**Problem description**
What follows is a set of records; restate each one word for word and drop the pictures.

** begin Input data **

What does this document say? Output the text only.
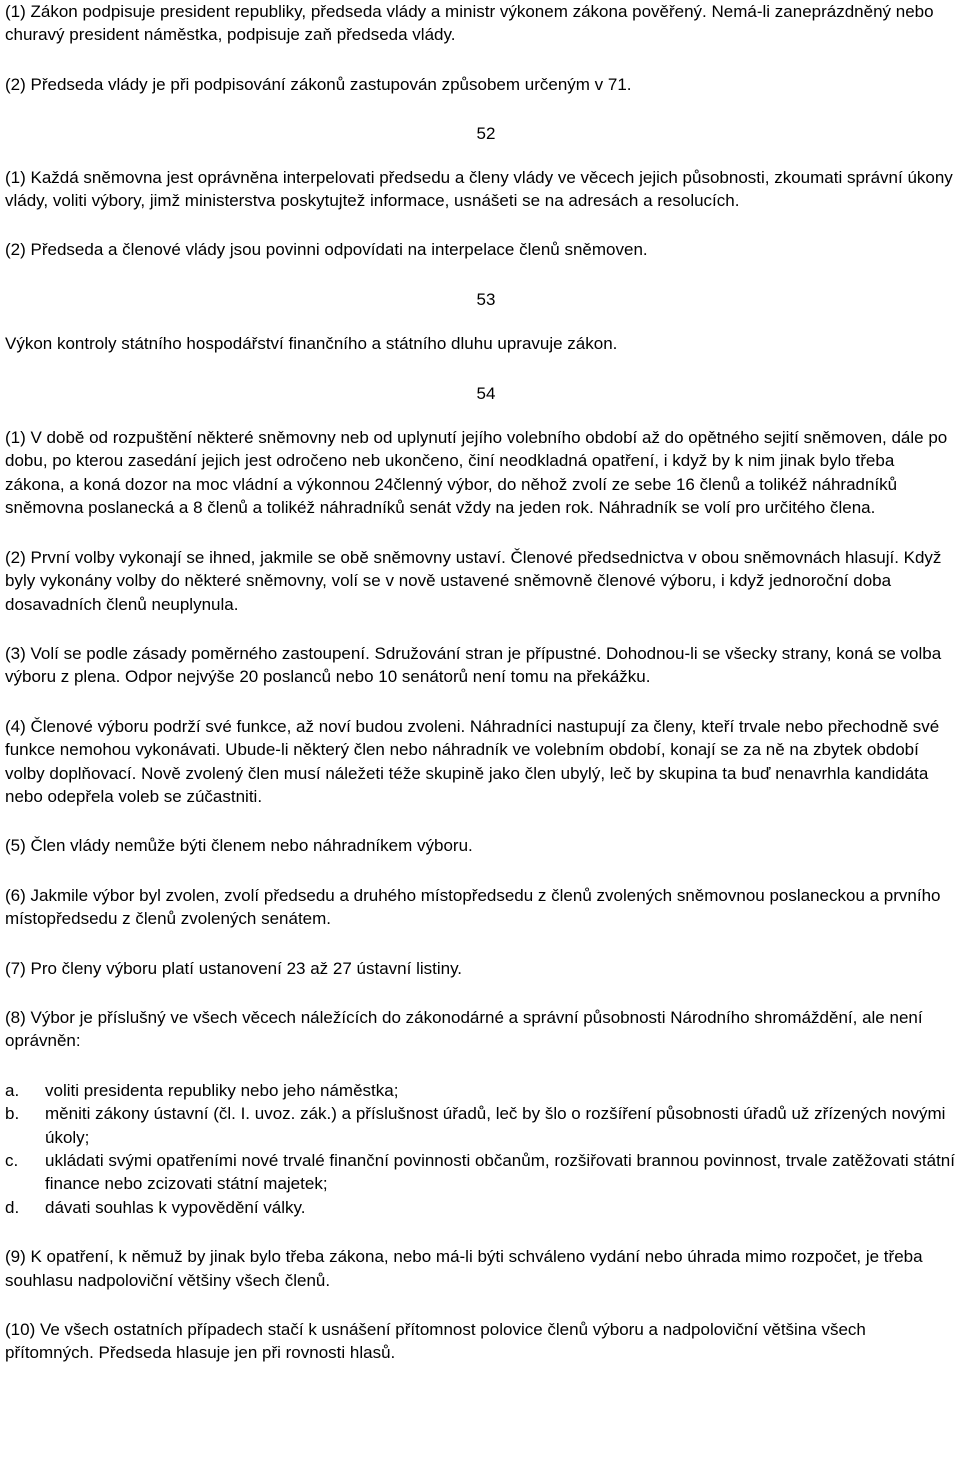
(1) Zákon podpisuje president republiky, předseda vlády a ministr výkonem zákona pověřený. Nemá-li zaneprázdněný nebo churavý president náměstka, podpisuje zaň předseda vlády.

(2) Předseda vlády je při podpisování zákonů zastupován způsobem určeným v 71.

52

(1) Každá sněmovna jest oprávněna interpelovati předsedu a členy vlády ve věcech jejich působnosti, zkoumati správní úkony vlády, voliti výbory, jimž ministerstva poskytujtež informace, usnášeti se na adresách a resolucích.

(2) Předseda a členové vlády jsou povinni odpovídati na interpelace členů sněmoven.

53

Výkon kontroly státního hospodářství finančního a státního dluhu upravuje zákon.

54

(1) V době od rozpuštění některé sněmovny neb od uplynutí jejího volebního období až do opětného sejití sněmoven, dále po dobu, po kterou zasedání jejich jest odročeno neb ukončeno, činí neodkladná opatření, i když by k nim jinak bylo třeba zákona, a koná dozor na moc vládní a výkonnou 24členný výbor, do něhož zvolí ze sebe 16 členů a tolikéž náhradníků sněmovna poslanecká a 8 členů a tolikéž náhradníků senát vždy na jeden rok. Náhradník se volí pro určitého člena.

(2) První volby vykonají se ihned, jakmile se obě sněmovny ustaví. Členové předsednictva v obou sněmovnách hlasují. Když byly vykonány volby do některé sněmovny, volí se v nově ustavené sněmovně členové výboru, i když jednoroční doba dosavadních členů neuplynula.

(3) Volí se podle zásady poměrného zastoupení. Sdružování stran je přípustné. Dohodnou-li se všecky strany, koná se volba výboru z plena. Odpor nejvýše 20 poslanců nebo 10 senátorů není tomu na překážku.

(4) Členové výboru podrží své funkce, až noví budou zvoleni. Náhradníci nastupují za členy, kteří trvale nebo přechodně své funkce nemohou vykonávati. Ubude-li některý člen nebo náhradník ve volebním období, konají se za ně na zbytek období volby doplňovací. Nově zvolený člen musí náležeti téže skupině jako člen ubylý, leč by skupina ta buď nenavrhla kandidáta nebo odepřela voleb se zúčastniti.

(5) Člen vlády nemůže býti členem nebo náhradníkem výboru.

(6) Jakmile výbor byl zvolen, zvolí předsedu a druhého místopředsedu z členů zvolených sněmovnou poslaneckou a prvního místopředsedu z členů zvolených senátem.

(7) Pro členy výboru platí ustanovení 23 až 27 ústavní listiny.

(8) Výbor je příslušný ve všech věcech náležících do zákonodárné a správní působnosti Národního shromáždění, ale není oprávněn:

a.	voliti presidenta republiky nebo jeho náměstka;
b.	měniti zákony ústavní (čl. I. uvoz. zák.) a příslušnost úřadů, leč by šlo o rozšíření působnosti úřadů už zřízených novými úkoly;
c.	ukládati svými opatřeními nové trvalé finanční povinnosti občanům, rozšiřovati brannou povinnost, trvale zatěžovati státní finance nebo zcizovati státní majetek;
d.	dávati souhlas k vypovědění války.

(9) K opatření, k němuž by jinak bylo třeba zákona, nebo má-li býti schváleno vydání nebo úhrada mimo rozpočet, je třeba souhlasu nadpoloviční většiny všech členů.

(10) Ve všech ostatních případech stačí k usnášení přítomnost polovice členů výboru a nadpoloviční většina všech přítomných. Předseda hlasuje jen při rovnosti hlasů.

** end Input data **

**Expected answer**
What does this document say? Output the text only.
(1) Zákon podpisuje president republiky, předseda vlády a ministr výkonem zákona pověřený. Nemá-li zaneprázdněný nebo churavý president náměstka, podpisuje zaň předseda vlády.

(2) Předseda vlády je při podpisování zákonů zastupován způsobem určeným v 71.

52

(1) Každá sněmovna jest oprávněna interpelovati předsedu a členy vlády ve věcech jejich působnosti, zkoumati správní úkony vlády, voliti výbory, jimž ministerstva poskytujtež informace, usnášeti se na adresách a resolucích.

(2) Předseda a členové vlády jsou povinni odpovídati na interpelace členů sněmoven.

53

Výkon kontroly státního hospodářství finančního a státního dluhu upravuje zákon.

54

(1) V době od rozpuštění některé sněmovny neb od uplynutí jejího volebního období až do opětného sejití sněmoven, dále po dobu, po kterou zasedání jejich jest odročeno neb ukončeno, činí neodkladná opatření, i když by k nim jinak bylo třeba zákona, a koná dozor na moc vládní a výkonnou 24členný výbor, do něhož zvolí ze sebe 16 členů a tolikéž náhradníků sněmovna poslanecká a 8 členů a tolikéž náhradníků senát vždy na jeden rok. Náhradník se volí pro určitého člena.

(2) První volby vykonají se ihned, jakmile se obě sněmovny ustaví. Členové předsednictva v obou sněmovnách hlasují. Když byly vykonány volby do některé sněmovny, volí se v nově ustavené sněmovně členové výboru, i když jednoroční doba dosavadních členů neuplynula.

(3) Volí se podle zásady poměrného zastoupení. Sdružování stran je přípustné. Dohodnou-li se všecky strany, koná se volba výboru z plena. Odpor nejvýše 20 poslanců nebo 10 senátorů není tomu na překážku.

(4) Členové výboru podrží své funkce, až noví budou zvoleni. Náhradníci nastupují za členy, kteří trvale nebo přechodně své funkce nemohou vykonávati. Ubude-li některý člen nebo náhradník ve volebním období, konají se za ně na zbytek období volby doplňovací. Nově zvolený člen musí náležeti téže skupině jako člen ubylý, leč by skupina ta buď nenavrhla kandidáta nebo odepřela voleb se zúčastniti.

(5) Člen vlády nemůže býti členem nebo náhradníkem výboru.

(6) Jakmile výbor byl zvolen, zvolí předsedu a druhého místopředsedu z členů zvolených sněmovnou poslaneckou a prvního místopředsedu z členů zvolených senátem.

(7) Pro členy výboru platí ustanovení 23 až 27 ústavní listiny.

(8) Výbor je příslušný ve všech věcech náležících do zákonodárné a správní působnosti Národního shromáždění, ale není oprávněn:

a.	voliti presidenta republiky nebo jeho náměstka;
b.	měniti zákony ústavní (čl. I. uvoz. zák.) a příslušnost úřadů, leč by šlo o rozšíření působnosti úřadů už zřízených novými úkoly;
c.	ukládati svými opatřeními nové trvalé finanční povinnosti občanům, rozšiřovati brannou povinnost, trvale zatěžovati státní finance nebo zcizovati státní majetek;
d.	dávati souhlas k vypovědění války.

(9) K opatření, k němuž by jinak bylo třeba zákona, nebo má-li býti schváleno vydání nebo úhrada mimo rozpočet, je třeba souhlasu nadpoloviční většiny všech členů.

(10) Ve všech ostatních případech stačí k usnášení přítomnost polovice členů výboru a nadpoloviční většina všech přítomných. Předseda hlasuje jen při rovnosti hlasů.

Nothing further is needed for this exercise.